### Instructions to follow
Copy the records below exactly as they appear.

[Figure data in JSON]
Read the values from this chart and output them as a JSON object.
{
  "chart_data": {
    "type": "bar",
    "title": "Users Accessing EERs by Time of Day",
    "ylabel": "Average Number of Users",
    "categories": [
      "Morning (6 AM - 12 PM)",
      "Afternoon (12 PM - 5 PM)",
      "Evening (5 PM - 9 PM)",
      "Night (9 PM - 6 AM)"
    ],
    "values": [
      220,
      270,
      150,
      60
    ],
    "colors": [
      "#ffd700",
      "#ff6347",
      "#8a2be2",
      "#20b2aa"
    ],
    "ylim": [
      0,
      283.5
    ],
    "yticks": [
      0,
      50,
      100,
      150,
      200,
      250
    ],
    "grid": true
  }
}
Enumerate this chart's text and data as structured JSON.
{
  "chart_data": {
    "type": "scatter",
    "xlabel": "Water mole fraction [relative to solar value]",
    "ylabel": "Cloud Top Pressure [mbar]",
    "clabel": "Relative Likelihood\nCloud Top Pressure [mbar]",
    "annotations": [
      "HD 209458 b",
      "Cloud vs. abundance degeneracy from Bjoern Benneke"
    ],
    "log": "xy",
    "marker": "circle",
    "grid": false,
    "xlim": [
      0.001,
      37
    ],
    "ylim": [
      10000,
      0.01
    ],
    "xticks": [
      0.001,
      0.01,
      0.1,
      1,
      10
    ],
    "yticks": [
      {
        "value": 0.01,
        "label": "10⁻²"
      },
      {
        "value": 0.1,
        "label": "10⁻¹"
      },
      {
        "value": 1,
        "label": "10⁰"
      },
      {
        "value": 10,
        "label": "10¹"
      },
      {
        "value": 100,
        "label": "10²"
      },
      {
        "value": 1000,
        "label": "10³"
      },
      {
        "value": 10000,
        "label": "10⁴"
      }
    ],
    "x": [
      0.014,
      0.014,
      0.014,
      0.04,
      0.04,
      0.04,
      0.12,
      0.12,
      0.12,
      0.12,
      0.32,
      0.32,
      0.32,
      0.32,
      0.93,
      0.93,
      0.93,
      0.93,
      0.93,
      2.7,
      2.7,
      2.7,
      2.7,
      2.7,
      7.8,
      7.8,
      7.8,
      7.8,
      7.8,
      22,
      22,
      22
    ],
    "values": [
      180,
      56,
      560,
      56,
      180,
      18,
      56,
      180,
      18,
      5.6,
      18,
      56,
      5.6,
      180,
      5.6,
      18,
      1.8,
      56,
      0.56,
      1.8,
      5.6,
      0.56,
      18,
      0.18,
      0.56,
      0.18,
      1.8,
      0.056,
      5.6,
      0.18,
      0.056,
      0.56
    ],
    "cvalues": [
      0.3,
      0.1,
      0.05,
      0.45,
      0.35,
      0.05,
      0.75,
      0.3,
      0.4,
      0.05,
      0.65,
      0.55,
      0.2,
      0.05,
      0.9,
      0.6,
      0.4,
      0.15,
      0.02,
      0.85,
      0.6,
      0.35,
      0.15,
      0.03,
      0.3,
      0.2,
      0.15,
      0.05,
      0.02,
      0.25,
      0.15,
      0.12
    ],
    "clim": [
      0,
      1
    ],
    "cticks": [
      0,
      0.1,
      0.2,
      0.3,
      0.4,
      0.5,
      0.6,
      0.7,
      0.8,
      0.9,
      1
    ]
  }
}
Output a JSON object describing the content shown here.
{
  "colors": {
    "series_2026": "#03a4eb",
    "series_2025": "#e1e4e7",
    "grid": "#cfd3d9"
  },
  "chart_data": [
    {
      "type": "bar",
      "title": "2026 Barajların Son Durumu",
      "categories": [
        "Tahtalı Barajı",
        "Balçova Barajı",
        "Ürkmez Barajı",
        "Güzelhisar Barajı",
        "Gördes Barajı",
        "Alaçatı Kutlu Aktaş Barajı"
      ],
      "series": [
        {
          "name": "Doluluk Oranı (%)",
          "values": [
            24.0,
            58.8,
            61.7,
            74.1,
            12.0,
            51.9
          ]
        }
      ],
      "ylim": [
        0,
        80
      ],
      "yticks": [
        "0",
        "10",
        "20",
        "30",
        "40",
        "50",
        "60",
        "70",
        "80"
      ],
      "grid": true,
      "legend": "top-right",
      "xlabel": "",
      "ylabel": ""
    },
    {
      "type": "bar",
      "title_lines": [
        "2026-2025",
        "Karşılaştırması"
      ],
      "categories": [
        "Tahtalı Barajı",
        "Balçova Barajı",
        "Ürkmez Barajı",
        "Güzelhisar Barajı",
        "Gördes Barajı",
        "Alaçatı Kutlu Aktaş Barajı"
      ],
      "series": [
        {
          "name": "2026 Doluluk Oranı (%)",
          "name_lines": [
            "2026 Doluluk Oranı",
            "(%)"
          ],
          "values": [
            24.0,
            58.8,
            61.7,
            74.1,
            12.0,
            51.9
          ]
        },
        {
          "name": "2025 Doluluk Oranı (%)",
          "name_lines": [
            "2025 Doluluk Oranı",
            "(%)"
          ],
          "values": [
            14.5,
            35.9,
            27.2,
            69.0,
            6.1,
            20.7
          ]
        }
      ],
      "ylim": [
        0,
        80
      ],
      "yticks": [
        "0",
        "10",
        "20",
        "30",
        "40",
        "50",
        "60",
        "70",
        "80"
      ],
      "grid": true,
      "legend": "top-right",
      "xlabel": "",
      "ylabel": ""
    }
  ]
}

### Response for this exercise
Read the values from this chart and output them as a JSON object.
{
  "chart_data": {
    "type": "bar",
    "title": "Users Accessing EERs by Time of Day",
    "ylabel": "Average Number of Users",
    "categories": [
      "Morning (6 AM - 12 PM)",
      "Afternoon (12 PM - 5 PM)",
      "Evening (5 PM - 9 PM)",
      "Night (9 PM - 6 AM)"
    ],
    "values": [
      220,
      270,
      150,
      60
    ],
    "colors": [
      "#ffd700",
      "#ff6347",
      "#8a2be2",
      "#20b2aa"
    ],
    "ylim": [
      0,
      283.5
    ],
    "yticks": [
      0,
      50,
      100,
      150,
      200,
      250
    ],
    "grid": true
  }
}
Enumerate this chart's text and data as structured JSON.
{
  "chart_data": {
    "type": "scatter",
    "xlabel": "Water mole fraction [relative to solar value]",
    "ylabel": "Cloud Top Pressure [mbar]",
    "clabel": "Relative Likelihood\nCloud Top Pressure [mbar]",
    "annotations": [
      "HD 209458 b",
      "Cloud vs. abundance degeneracy from Bjoern Benneke"
    ],
    "log": "xy",
    "marker": "circle",
    "grid": false,
    "xlim": [
      0.001,
      37
    ],
    "ylim": [
      10000,
      0.01
    ],
    "xticks": [
      0.001,
      0.01,
      0.1,
      1,
      10
    ],
    "yticks": [
      {
        "value": 0.01,
        "label": "10⁻²"
      },
      {
        "value": 0.1,
        "label": "10⁻¹"
      },
      {
        "value": 1,
        "label": "10⁰"
      },
      {
        "value": 10,
        "label": "10¹"
      },
      {
        "value": 100,
        "label": "10²"
      },
      {
        "value": 1000,
        "label": "10³"
      },
      {
        "value": 10000,
        "label": "10⁴"
      }
    ],
    "x": [
      0.014,
      0.014,
      0.014,
      0.04,
      0.04,
      0.04,
      0.12,
      0.12,
      0.12,
      0.12,
      0.32,
      0.32,
      0.32,
      0.32,
      0.93,
      0.93,
      0.93,
      0.93,
      0.93,
      2.7,
      2.7,
      2.7,
      2.7,
      2.7,
      7.8,
      7.8,
      7.8,
      7.8,
      7.8,
      22,
      22,
      22
    ],
    "values": [
      180,
      56,
      560,
      56,
      180,
      18,
      56,
      180,
      18,
      5.6,
      18,
      56,
      5.6,
      180,
      5.6,
      18,
      1.8,
      56,
      0.56,
      1.8,
      5.6,
      0.56,
      18,
      0.18,
      0.56,
      0.18,
      1.8,
      0.056,
      5.6,
      0.18,
      0.056,
      0.56
    ],
    "cvalues": [
      0.3,
      0.1,
      0.05,
      0.45,
      0.35,
      0.05,
      0.75,
      0.3,
      0.4,
      0.05,
      0.65,
      0.55,
      0.2,
      0.05,
      0.9,
      0.6,
      0.4,
      0.15,
      0.02,
      0.85,
      0.6,
      0.35,
      0.15,
      0.03,
      0.3,
      0.2,
      0.15,
      0.05,
      0.02,
      0.25,
      0.15,
      0.12
    ],
    "clim": [
      0,
      1
    ],
    "cticks": [
      0,
      0.1,
      0.2,
      0.3,
      0.4,
      0.5,
      0.6,
      0.7,
      0.8,
      0.9,
      1
    ]
  }
}
Output a JSON object describing the content shown here.
{
  "colors": {
    "series_2026": "#03a4eb",
    "series_2025": "#e1e4e7",
    "grid": "#cfd3d9"
  },
  "chart_data": [
    {
      "type": "bar",
      "title": "2026 Barajların Son Durumu",
      "categories": [
        "Tahtalı Barajı",
        "Balçova Barajı",
        "Ürkmez Barajı",
        "Güzelhisar Barajı",
        "Gördes Barajı",
        "Alaçatı Kutlu Aktaş Barajı"
      ],
      "series": [
        {
          "name": "Doluluk Oranı (%)",
          "values": [
            24.0,
            58.8,
            61.7,
            74.1,
            12.0,
            51.9
          ]
        }
      ],
      "ylim": [
        0,
        80
      ],
      "yticks": [
        "0",
        "10",
        "20",
        "30",
        "40",
        "50",
        "60",
        "70",
        "80"
      ],
      "grid": true,
      "legend": "top-right",
      "xlabel": "",
      "ylabel": ""
    },
    {
      "type": "bar",
      "title_lines": [
        "2026-2025",
        "Karşılaştırması"
      ],
      "categories": [
        "Tahtalı Barajı",
        "Balçova Barajı",
        "Ürkmez Barajı",
        "Güzelhisar Barajı",
        "Gördes Barajı",
        "Alaçatı Kutlu Aktaş Barajı"
      ],
      "series": [
        {
          "name": "2026 Doluluk Oranı (%)",
          "name_lines": [
            "2026 Doluluk Oranı",
            "(%)"
          ],
          "values": [
            24.0,
            58.8,
            61.7,
            74.1,
            12.0,
            51.9
          ]
        },
        {
          "name": "2025 Doluluk Oranı (%)",
          "name_lines": [
            "2025 Doluluk Oranı",
            "(%)"
          ],
          "values": [
            14.5,
            35.9,
            27.2,
            69.0,
            6.1,
            20.7
          ]
        }
      ],
      "ylim": [
        0,
        80
      ],
      "yticks": [
        "0",
        "10",
        "20",
        "30",
        "40",
        "50",
        "60",
        "70",
        "80"
      ],
      "grid": true,
      "legend": "top-right",
      "xlabel": "",
      "ylabel": ""
    }
  ]
}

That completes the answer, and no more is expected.